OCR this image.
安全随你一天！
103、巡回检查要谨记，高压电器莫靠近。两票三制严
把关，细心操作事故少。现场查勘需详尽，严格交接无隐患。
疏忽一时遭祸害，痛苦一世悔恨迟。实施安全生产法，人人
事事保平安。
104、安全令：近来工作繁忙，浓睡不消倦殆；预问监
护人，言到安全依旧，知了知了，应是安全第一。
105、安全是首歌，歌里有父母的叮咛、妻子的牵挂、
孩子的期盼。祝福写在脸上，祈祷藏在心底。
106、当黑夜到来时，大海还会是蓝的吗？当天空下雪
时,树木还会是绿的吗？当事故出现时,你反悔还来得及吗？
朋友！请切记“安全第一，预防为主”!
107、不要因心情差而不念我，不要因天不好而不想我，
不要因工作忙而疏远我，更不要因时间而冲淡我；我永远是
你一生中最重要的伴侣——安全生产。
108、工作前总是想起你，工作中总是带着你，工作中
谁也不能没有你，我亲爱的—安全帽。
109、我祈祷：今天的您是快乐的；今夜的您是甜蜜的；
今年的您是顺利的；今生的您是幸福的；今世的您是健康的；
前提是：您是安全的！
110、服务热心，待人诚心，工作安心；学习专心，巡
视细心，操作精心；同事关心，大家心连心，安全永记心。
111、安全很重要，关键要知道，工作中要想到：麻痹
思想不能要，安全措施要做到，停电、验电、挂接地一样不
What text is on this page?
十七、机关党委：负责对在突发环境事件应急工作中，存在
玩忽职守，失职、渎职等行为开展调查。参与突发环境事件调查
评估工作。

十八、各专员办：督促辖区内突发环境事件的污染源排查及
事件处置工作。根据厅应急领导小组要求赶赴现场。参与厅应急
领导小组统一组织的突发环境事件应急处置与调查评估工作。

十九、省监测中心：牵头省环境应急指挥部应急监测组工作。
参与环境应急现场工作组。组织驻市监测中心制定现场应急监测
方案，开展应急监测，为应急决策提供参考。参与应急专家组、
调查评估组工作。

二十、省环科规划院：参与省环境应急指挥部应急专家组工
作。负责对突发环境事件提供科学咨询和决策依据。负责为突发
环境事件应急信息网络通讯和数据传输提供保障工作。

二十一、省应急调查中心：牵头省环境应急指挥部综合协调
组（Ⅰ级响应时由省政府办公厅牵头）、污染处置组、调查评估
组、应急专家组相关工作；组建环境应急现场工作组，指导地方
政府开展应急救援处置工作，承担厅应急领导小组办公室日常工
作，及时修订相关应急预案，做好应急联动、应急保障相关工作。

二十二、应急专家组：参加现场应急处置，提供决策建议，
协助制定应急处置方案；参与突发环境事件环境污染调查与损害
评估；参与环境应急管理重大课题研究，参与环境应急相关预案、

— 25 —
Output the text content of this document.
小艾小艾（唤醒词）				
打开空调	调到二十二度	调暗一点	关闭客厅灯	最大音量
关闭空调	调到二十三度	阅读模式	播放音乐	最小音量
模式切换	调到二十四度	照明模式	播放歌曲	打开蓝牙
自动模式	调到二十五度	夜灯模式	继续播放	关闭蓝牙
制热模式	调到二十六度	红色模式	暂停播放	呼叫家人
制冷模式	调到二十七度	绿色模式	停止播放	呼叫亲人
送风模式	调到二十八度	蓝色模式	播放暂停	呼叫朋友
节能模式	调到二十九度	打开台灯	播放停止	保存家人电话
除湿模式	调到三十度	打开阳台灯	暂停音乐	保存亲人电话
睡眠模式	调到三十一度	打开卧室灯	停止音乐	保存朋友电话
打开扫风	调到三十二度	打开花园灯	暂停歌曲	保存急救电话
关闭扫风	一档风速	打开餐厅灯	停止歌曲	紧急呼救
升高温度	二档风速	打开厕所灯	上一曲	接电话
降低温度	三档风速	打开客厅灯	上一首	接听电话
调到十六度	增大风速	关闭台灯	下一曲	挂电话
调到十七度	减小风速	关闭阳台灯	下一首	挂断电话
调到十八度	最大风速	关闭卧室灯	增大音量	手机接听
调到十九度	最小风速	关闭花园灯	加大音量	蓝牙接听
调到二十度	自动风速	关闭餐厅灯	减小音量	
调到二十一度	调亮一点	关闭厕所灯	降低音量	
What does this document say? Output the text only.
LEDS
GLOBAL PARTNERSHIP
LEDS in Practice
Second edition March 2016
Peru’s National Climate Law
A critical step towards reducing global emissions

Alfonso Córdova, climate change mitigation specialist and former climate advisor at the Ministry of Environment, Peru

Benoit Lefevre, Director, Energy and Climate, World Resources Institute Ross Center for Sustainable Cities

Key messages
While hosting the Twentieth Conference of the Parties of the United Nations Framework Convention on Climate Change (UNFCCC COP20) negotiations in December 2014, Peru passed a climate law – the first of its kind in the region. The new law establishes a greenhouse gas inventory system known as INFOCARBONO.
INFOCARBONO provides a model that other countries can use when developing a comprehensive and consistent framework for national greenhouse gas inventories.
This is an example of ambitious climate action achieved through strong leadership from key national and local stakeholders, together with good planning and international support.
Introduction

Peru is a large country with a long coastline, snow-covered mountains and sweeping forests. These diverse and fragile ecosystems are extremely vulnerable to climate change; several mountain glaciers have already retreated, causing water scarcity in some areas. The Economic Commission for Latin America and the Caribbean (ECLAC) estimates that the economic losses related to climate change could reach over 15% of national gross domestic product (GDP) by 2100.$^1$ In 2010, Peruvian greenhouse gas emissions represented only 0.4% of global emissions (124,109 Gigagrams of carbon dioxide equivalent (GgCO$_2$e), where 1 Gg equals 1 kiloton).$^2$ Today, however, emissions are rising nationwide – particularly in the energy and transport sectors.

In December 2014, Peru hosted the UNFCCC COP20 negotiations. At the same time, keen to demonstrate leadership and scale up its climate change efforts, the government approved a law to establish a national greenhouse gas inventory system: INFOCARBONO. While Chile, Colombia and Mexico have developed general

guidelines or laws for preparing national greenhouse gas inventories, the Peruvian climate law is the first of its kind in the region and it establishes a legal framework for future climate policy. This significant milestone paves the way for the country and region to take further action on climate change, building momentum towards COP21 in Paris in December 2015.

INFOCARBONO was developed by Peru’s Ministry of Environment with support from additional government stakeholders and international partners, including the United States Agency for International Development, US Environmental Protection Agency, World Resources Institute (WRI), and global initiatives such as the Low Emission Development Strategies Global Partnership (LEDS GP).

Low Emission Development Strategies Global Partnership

------

WRITTEN INSTRUCTION » Reproduce the data in full, exactly as presented.

CORRECT OUTPUT »
OCR this image.
安全随你一天！
103、巡回检查要谨记，高压电器莫靠近。两票三制严
把关，细心操作事故少。现场查勘需详尽，严格交接无隐患。
疏忽一时遭祸害，痛苦一世悔恨迟。实施安全生产法，人人
事事保平安。
104、安全令：近来工作繁忙，浓睡不消倦殆；预问监
护人，言到安全依旧，知了知了，应是安全第一。
105、安全是首歌，歌里有父母的叮咛、妻子的牵挂、
孩子的期盼。祝福写在脸上，祈祷藏在心底。
106、当黑夜到来时，大海还会是蓝的吗？当天空下雪
时,树木还会是绿的吗？当事故出现时,你反悔还来得及吗？
朋友！请切记“安全第一，预防为主”!
107、不要因心情差而不念我，不要因天不好而不想我，
不要因工作忙而疏远我，更不要因时间而冲淡我；我永远是
你一生中最重要的伴侣——安全生产。
108、工作前总是想起你，工作中总是带着你，工作中
谁也不能没有你，我亲爱的—安全帽。
109、我祈祷：今天的您是快乐的；今夜的您是甜蜜的；
今年的您是顺利的；今生的您是幸福的；今世的您是健康的；
前提是：您是安全的！
110、服务热心，待人诚心，工作安心；学习专心，巡
视细心，操作精心；同事关心，大家心连心，安全永记心。
111、安全很重要，关键要知道，工作中要想到：麻痹
思想不能要，安全措施要做到，停电、验电、挂接地一样不
What text is on this page?
十七、机关党委：负责对在突发环境事件应急工作中，存在
玩忽职守，失职、渎职等行为开展调查。参与突发环境事件调查
评估工作。

十八、各专员办：督促辖区内突发环境事件的污染源排查及
事件处置工作。根据厅应急领导小组要求赶赴现场。参与厅应急
领导小组统一组织的突发环境事件应急处置与调查评估工作。

十九、省监测中心：牵头省环境应急指挥部应急监测组工作。
参与环境应急现场工作组。组织驻市监测中心制定现场应急监测
方案，开展应急监测，为应急决策提供参考。参与应急专家组、
调查评估组工作。

二十、省环科规划院：参与省环境应急指挥部应急专家组工
作。负责对突发环境事件提供科学咨询和决策依据。负责为突发
环境事件应急信息网络通讯和数据传输提供保障工作。

二十一、省应急调查中心：牵头省环境应急指挥部综合协调
组（Ⅰ级响应时由省政府办公厅牵头）、污染处置组、调查评估
组、应急专家组相关工作；组建环境应急现场工作组，指导地方
政府开展应急救援处置工作，承担厅应急领导小组办公室日常工
作，及时修订相关应急预案，做好应急联动、应急保障相关工作。

二十二、应急专家组：参加现场应急处置，提供决策建议，
协助制定应急处置方案；参与突发环境事件环境污染调查与损害
评估；参与环境应急管理重大课题研究，参与环境应急相关预案、

— 25 —
Output the text content of this document.
小艾小艾（唤醒词）				
打开空调	调到二十二度	调暗一点	关闭客厅灯	最大音量
关闭空调	调到二十三度	阅读模式	播放音乐	最小音量
模式切换	调到二十四度	照明模式	播放歌曲	打开蓝牙
自动模式	调到二十五度	夜灯模式	继续播放	关闭蓝牙
制热模式	调到二十六度	红色模式	暂停播放	呼叫家人
制冷模式	调到二十七度	绿色模式	停止播放	呼叫亲人
送风模式	调到二十八度	蓝色模式	播放暂停	呼叫朋友
节能模式	调到二十九度	打开台灯	播放停止	保存家人电话
除湿模式	调到三十度	打开阳台灯	暂停音乐	保存亲人电话
睡眠模式	调到三十一度	打开卧室灯	停止音乐	保存朋友电话
打开扫风	调到三十二度	打开花园灯	暂停歌曲	保存急救电话
关闭扫风	一档风速	打开餐厅灯	停止歌曲	紧急呼救
升高温度	二档风速	打开厕所灯	上一曲	接电话
降低温度	三档风速	打开客厅灯	上一首	接听电话
调到十六度	增大风速	关闭台灯	下一曲	挂电话
调到十七度	减小风速	关闭阳台灯	下一首	挂断电话
调到十八度	最大风速	关闭卧室灯	增大音量	手机接听
调到十九度	最小风速	关闭花园灯	加大音量	蓝牙接听
调到二十度	自动风速	关闭餐厅灯	减小音量	
调到二十一度	调亮一点	关闭厕所灯	降低音量	
What does this document say? Output the text only.
LEDS
GLOBAL PARTNERSHIP
LEDS in Practice
Second edition March 2016
Peru’s National Climate Law
A critical step towards reducing global emissions

Alfonso Córdova, climate change mitigation specialist and former climate advisor at the Ministry of Environment, Peru

Benoit Lefevre, Director, Energy and Climate, World Resources Institute Ross Center for Sustainable Cities

Key messages
While hosting the Twentieth Conference of the Parties of the United Nations Framework Convention on Climate Change (UNFCCC COP20) negotiations in December 2014, Peru passed a climate law – the first of its kind in the region. The new law establishes a greenhouse gas inventory system known as INFOCARBONO.
INFOCARBONO provides a model that other countries can use when developing a comprehensive and consistent framework for national greenhouse gas inventories.
This is an example of ambitious climate action achieved through strong leadership from key national and local stakeholders, together with good planning and international support.
Introduction

Peru is a large country with a long coastline, snow-covered mountains and sweeping forests. These diverse and fragile ecosystems are extremely vulnerable to climate change; several mountain glaciers have already retreated, causing water scarcity in some areas. The Economic Commission for Latin America and the Caribbean (ECLAC) estimates that the economic losses related to climate change could reach over 15% of national gross domestic product (GDP) by 2100.$^1$ In 2010, Peruvian greenhouse gas emissions represented only 0.4% of global emissions (124,109 Gigagrams of carbon dioxide equivalent (GgCO$_2$e), where 1 Gg equals 1 kiloton).$^2$ Today, however, emissions are rising nationwide – particularly in the energy and transport sectors.

In December 2014, Peru hosted the UNFCCC COP20 negotiations. At the same time, keen to demonstrate leadership and scale up its climate change efforts, the government approved a law to establish a national greenhouse gas inventory system: INFOCARBONO. While Chile, Colombia and Mexico have developed general

guidelines or laws for preparing national greenhouse gas inventories, the Peruvian climate law is the first of its kind in the region and it establishes a legal framework for future climate policy. This significant milestone paves the way for the country and region to take further action on climate change, building momentum towards COP21 in Paris in December 2015.

INFOCARBONO was developed by Peru’s Ministry of Environment with support from additional government stakeholders and international partners, including the United States Agency for International Development, US Environmental Protection Agency, World Resources Institute (WRI), and global initiatives such as the Low Emission Development Strategies Global Partnership (LEDS GP).

Low Emission Development Strategies Global Partnership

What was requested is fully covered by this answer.